DESCRIPTION OF THE TASK → Count the lines containing "screenshot" in the entries underneath, and state that count without anything else.

RAW DATA →
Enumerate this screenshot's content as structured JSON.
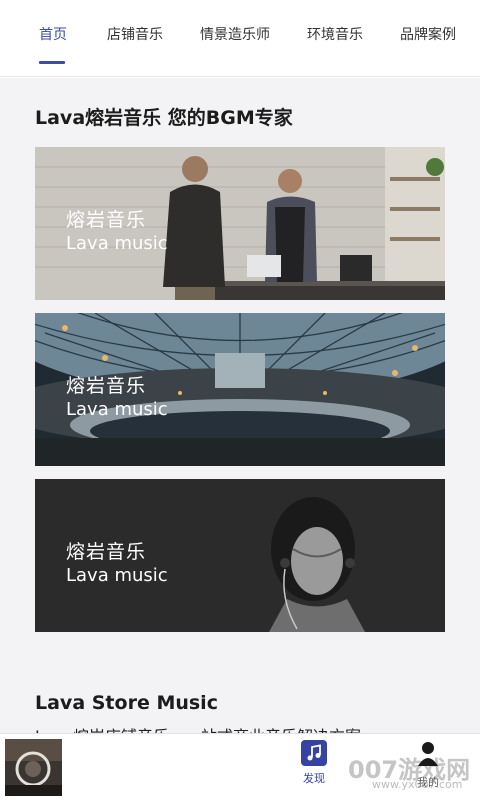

...

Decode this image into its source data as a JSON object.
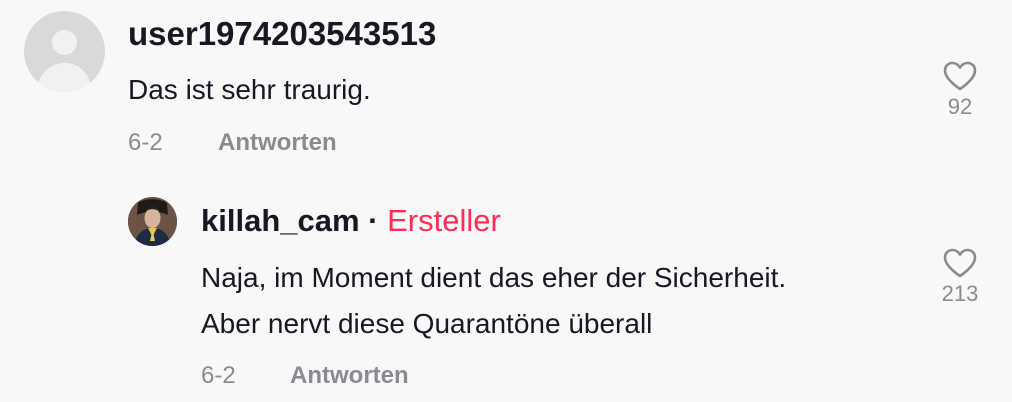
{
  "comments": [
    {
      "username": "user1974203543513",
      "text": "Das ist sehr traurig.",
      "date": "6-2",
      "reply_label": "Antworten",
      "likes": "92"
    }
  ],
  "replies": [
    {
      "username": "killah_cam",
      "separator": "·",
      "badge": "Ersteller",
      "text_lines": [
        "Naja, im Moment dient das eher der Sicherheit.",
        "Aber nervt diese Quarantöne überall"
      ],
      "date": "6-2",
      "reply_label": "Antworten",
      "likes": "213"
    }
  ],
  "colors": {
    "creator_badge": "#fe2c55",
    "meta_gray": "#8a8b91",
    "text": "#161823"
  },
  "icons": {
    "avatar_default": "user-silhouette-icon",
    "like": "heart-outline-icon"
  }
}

---

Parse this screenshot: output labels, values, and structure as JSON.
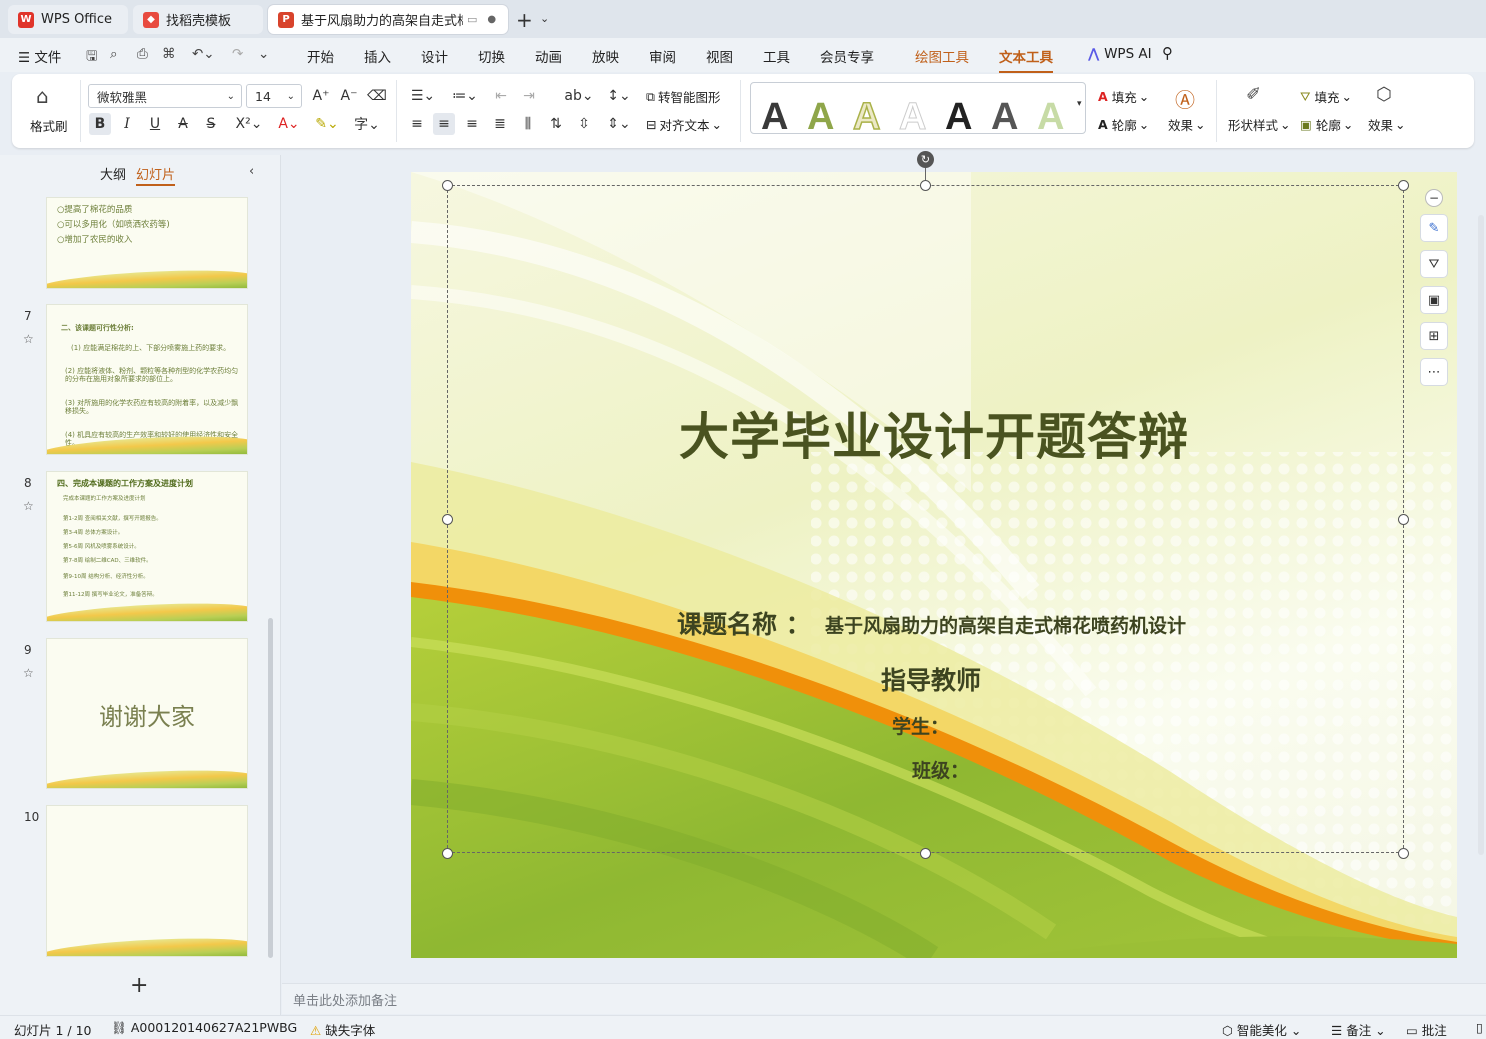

EXERCISE RESULT → 2